Written problem: Exclude all pictures, then copy each of the records exactly as written.

Records for the task:

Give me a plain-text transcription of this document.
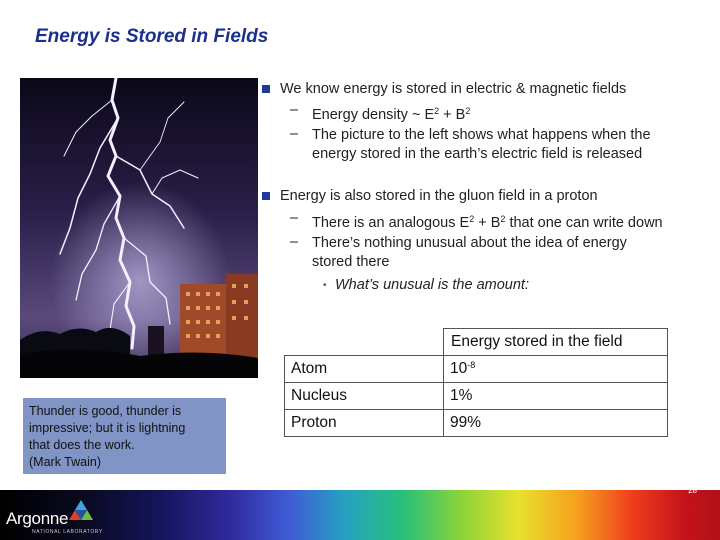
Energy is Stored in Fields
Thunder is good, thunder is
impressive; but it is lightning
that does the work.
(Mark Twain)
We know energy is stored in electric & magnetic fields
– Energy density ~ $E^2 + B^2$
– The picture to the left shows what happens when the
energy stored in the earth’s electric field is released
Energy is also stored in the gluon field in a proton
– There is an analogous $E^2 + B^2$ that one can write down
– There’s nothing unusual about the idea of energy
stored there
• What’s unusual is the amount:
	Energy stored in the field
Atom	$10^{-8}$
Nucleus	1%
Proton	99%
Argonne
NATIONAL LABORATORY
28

Result:
Give me a plain-text transcription of this document.
Energy is Stored in Fields
Thunder is good, thunder is
impressive; but it is lightning
that does the work.
(Mark Twain)
We know energy is stored in electric & magnetic fields
– Energy density ~ $E^2 + B^2$
– The picture to the left shows what happens when the
energy stored in the earth’s electric field is released
Energy is also stored in the gluon field in a proton
– There is an analogous $E^2 + B^2$ that one can write down
– There’s nothing unusual about the idea of energy
stored there
• What’s unusual is the amount:
	Energy stored in the field
Atom	$10^{-8}$
Nucleus	1%
Proton	99%
Argonne
NATIONAL LABORATORY
28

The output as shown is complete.